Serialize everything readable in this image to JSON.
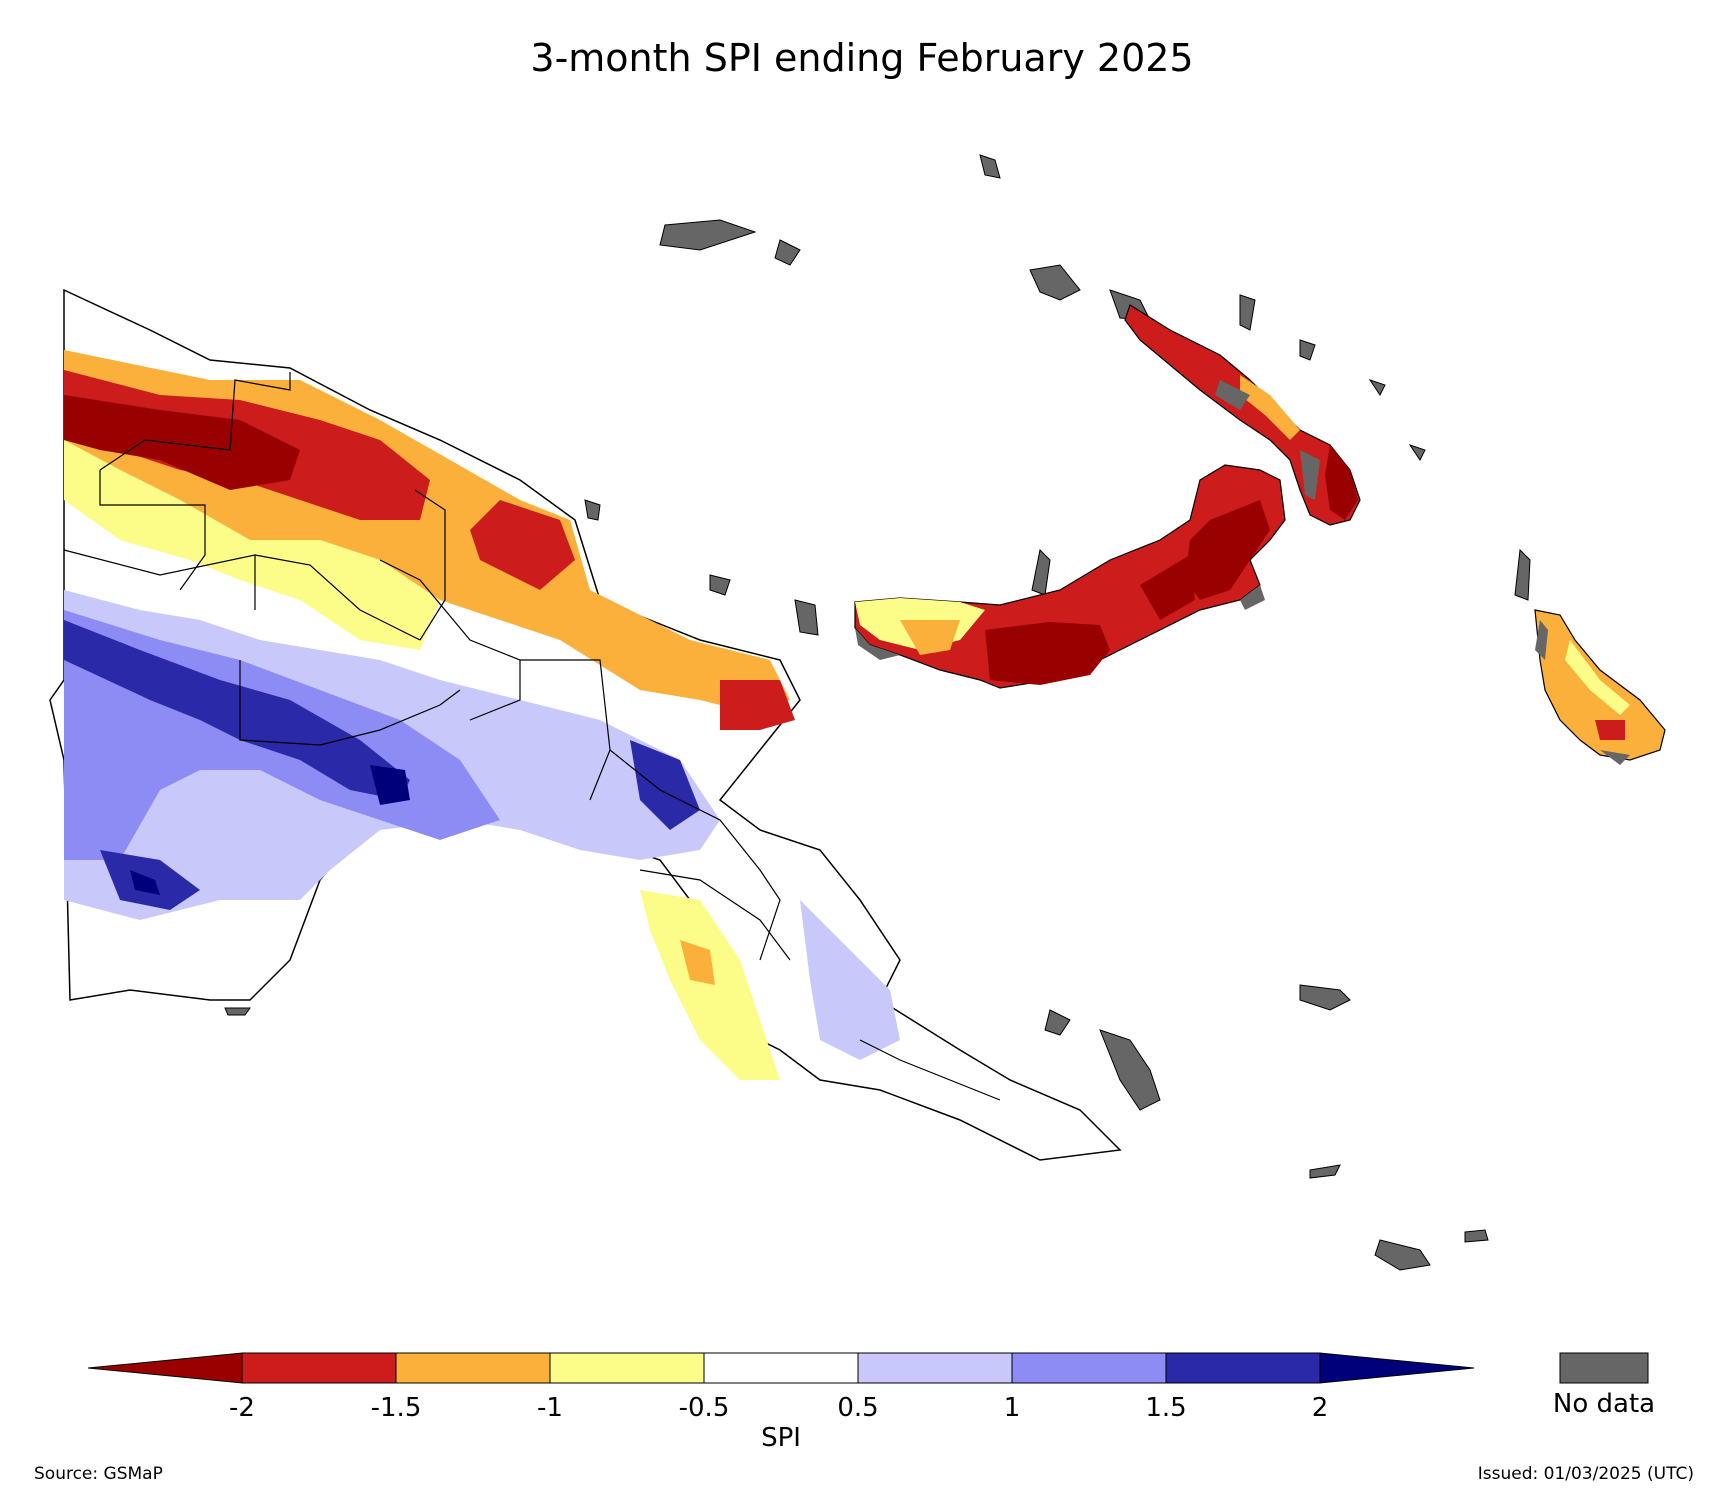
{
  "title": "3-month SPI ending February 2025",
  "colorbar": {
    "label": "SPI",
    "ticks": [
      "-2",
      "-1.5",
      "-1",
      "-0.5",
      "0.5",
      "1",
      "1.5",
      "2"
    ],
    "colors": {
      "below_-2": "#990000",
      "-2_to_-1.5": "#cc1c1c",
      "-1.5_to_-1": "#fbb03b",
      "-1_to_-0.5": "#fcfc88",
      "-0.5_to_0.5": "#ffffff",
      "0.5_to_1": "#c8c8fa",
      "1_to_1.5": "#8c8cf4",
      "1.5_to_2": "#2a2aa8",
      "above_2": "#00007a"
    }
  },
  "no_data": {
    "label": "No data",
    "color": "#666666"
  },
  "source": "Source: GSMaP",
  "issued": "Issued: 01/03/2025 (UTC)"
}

────────

=== Exercise brief ===
Copy out each line exactly, without the pictures.

=== Full output ===
Serialize everything readable in this image to JSON.
{
  "title": "3-month SPI ending February 2025",
  "colorbar": {
    "label": "SPI",
    "ticks": [
      "-2",
      "-1.5",
      "-1",
      "-0.5",
      "0.5",
      "1",
      "1.5",
      "2"
    ],
    "colors": {
      "below_-2": "#990000",
      "-2_to_-1.5": "#cc1c1c",
      "-1.5_to_-1": "#fbb03b",
      "-1_to_-0.5": "#fcfc88",
      "-0.5_to_0.5": "#ffffff",
      "0.5_to_1": "#c8c8fa",
      "1_to_1.5": "#8c8cf4",
      "1.5_to_2": "#2a2aa8",
      "above_2": "#00007a"
    }
  },
  "no_data": {
    "label": "No data",
    "color": "#666666"
  },
  "source": "Source: GSMaP",
  "issued": "Issued: 01/03/2025 (UTC)"
}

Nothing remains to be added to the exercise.